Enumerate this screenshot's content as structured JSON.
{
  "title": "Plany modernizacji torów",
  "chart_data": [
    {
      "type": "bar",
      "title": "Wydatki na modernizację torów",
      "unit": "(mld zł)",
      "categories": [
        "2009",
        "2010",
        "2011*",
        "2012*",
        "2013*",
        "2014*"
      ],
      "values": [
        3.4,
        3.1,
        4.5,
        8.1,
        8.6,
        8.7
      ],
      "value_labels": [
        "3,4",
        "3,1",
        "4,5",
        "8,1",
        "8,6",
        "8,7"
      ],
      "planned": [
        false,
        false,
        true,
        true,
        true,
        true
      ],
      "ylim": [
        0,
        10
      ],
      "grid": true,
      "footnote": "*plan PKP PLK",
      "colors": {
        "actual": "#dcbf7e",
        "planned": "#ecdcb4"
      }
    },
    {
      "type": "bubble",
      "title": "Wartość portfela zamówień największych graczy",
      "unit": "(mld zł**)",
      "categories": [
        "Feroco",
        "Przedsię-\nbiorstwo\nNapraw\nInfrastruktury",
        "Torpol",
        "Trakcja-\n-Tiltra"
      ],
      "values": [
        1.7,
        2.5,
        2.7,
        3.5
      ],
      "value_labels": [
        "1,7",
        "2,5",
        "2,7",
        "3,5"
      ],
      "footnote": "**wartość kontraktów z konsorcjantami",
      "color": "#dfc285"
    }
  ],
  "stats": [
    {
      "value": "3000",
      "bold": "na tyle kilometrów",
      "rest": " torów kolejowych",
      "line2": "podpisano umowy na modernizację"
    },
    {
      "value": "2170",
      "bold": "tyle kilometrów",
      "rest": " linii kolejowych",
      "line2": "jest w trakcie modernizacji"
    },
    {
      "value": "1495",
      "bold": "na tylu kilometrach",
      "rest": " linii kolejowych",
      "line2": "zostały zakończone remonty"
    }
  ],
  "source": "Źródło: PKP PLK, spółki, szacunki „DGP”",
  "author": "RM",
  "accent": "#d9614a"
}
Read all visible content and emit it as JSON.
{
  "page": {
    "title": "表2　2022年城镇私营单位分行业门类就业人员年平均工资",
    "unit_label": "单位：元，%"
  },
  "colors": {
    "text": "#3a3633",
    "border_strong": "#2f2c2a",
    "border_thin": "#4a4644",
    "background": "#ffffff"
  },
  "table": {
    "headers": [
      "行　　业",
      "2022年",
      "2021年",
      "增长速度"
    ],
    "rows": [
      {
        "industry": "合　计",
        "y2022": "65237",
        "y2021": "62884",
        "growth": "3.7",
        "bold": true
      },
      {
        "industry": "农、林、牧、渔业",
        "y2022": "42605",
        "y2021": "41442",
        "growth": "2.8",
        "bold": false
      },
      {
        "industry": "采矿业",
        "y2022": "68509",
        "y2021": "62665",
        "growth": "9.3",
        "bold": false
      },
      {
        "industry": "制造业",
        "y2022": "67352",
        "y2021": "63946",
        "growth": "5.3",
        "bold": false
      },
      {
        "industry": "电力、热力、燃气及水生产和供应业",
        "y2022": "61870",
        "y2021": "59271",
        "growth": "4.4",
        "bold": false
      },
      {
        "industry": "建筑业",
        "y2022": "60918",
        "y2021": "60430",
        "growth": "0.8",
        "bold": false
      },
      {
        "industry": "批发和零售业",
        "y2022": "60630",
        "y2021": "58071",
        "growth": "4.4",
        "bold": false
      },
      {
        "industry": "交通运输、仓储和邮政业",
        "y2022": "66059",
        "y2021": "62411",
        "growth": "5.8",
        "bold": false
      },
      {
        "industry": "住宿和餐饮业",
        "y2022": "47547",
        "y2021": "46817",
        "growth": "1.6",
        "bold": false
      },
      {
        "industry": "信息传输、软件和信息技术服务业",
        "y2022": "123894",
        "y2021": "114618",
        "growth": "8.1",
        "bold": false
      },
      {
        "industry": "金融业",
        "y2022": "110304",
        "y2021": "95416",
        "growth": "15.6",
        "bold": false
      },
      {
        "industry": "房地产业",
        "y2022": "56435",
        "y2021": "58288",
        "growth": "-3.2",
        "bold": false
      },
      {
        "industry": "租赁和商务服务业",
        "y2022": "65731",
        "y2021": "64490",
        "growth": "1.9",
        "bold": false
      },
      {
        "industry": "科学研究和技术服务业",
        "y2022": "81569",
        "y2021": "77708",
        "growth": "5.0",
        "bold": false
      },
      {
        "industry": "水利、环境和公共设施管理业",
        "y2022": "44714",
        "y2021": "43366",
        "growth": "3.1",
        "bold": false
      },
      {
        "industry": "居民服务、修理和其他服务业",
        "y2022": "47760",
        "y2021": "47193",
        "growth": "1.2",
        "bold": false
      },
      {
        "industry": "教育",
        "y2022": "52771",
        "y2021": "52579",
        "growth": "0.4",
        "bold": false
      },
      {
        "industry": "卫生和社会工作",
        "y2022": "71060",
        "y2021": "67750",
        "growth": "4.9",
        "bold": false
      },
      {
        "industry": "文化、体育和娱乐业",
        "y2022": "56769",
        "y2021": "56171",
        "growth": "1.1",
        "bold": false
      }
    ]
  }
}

━━━━━━━━━━━━━━━━━━━━━━━━━━━━━━

### [Objective]
Read the data above and pull out each line that holds the string "modernizację".

### [Final result]
      "title": "Wydatki na modernizację torów",
      "line2": "podpisano umowy na modernizację"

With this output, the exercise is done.